#### Short task:
Report how many lines contain "class". The answer is a single number.

Dataset records
================
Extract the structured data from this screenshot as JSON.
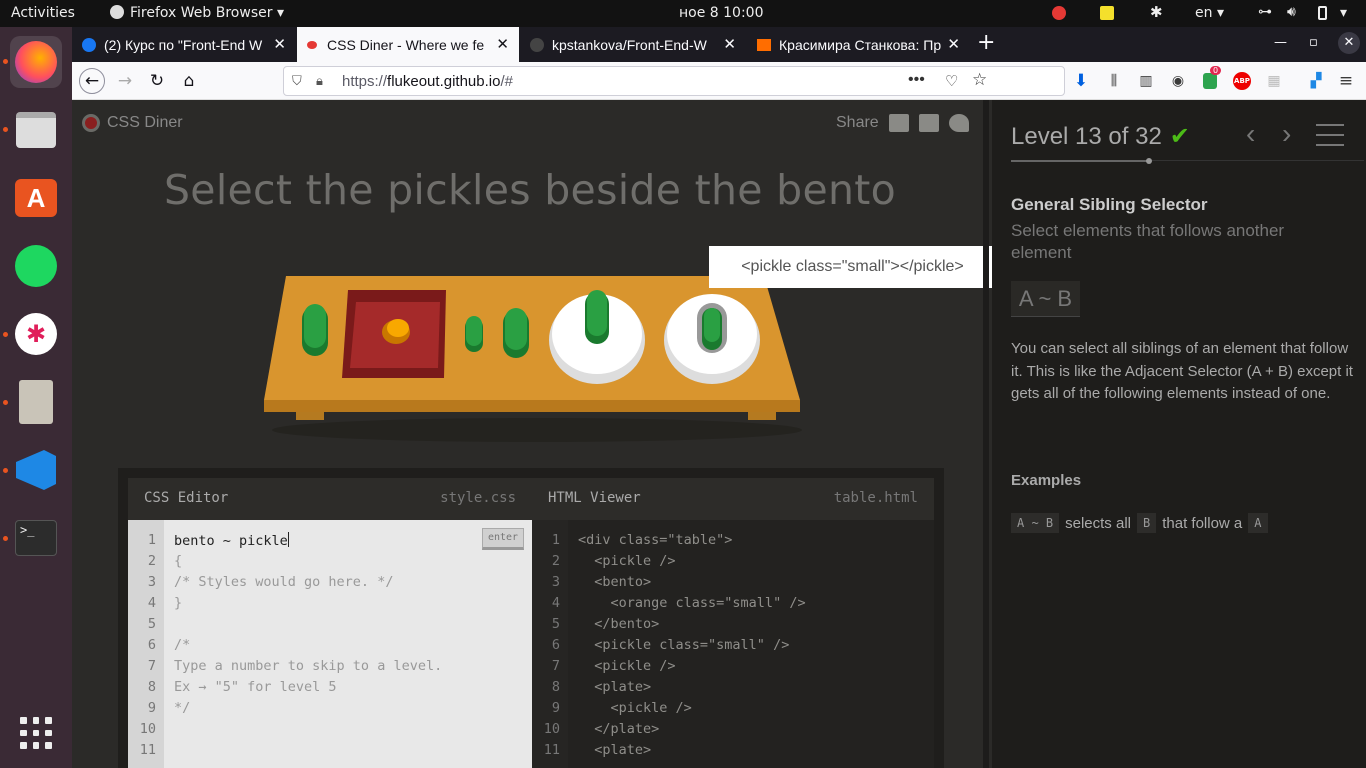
{
  "topbar": {
    "activities": "Activities",
    "app_menu": "Firefox Web Browser",
    "clock": "ное 8  10:00",
    "keyboard_layout": "en"
  },
  "tabs": [
    {
      "title": "(2) Курс по \"Front-End W",
      "favicon": "facebook-icon"
    },
    {
      "title": "CSS Diner - Where we fe",
      "favicon": "css-diner-icon"
    },
    {
      "title": "kpstankova/Front-End-W",
      "favicon": "github-icon"
    },
    {
      "title": "Красимира Станкова: Пр",
      "favicon": "linkedin-icon"
    }
  ],
  "urlbar": {
    "prefix": "https://",
    "host": "flukeout.github.io",
    "path": "/#"
  },
  "toolbar": {
    "badge_count": "0",
    "abp_label": "ABP"
  },
  "page": {
    "logo": "CSS Diner",
    "share": "Share",
    "instruction": "Select the pickles beside the bento",
    "tooltip": "<pickle class=\"small\"></pickle>"
  },
  "editor": {
    "css_title": "CSS Editor",
    "css_file": "style.css",
    "html_title": "HTML Viewer",
    "html_file": "table.html",
    "enter_label": "enter",
    "input_value": "bento ~ pickle",
    "css_lines": [
      "{",
      "/* Styles would go here. */",
      "}",
      "",
      "/*",
      "Type a number to skip to a level.",
      "Ex → \"5\" for level 5",
      "*/",
      ""
    ],
    "html_lines": [
      "<div class=\"table\">",
      "  <pickle />",
      "  <bento>",
      "    <orange class=\"small\" />",
      "  </bento>",
      "  <pickle class=\"small\" />",
      "  <pickle />",
      "  <plate>",
      "    <pickle />",
      "  </plate>",
      "  <plate>"
    ],
    "line_numbers": [
      "1",
      "2",
      "3",
      "4",
      "5",
      "6",
      "7",
      "8",
      "9",
      "10",
      "11"
    ]
  },
  "sidebar": {
    "level": "Level 13 of 32",
    "selector_name": "General Sibling Selector",
    "selector_title": "Select elements that follows another element",
    "syntax": "A ~ B",
    "hint": "You can select all siblings of an element that follow it. This is like the Adjacent Selector (A + B) except it gets all of the following elements instead of one.",
    "examples_title": "Examples",
    "example": {
      "code": "A ~ B",
      "text1": "selects all",
      "b": "B",
      "text2": "that follow a",
      "a": "A"
    }
  },
  "colors": {
    "accent_orange": "#e95420",
    "check_green": "#4cbb17",
    "table_wood": "#d9952e"
  }
}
================
#### Full output:
4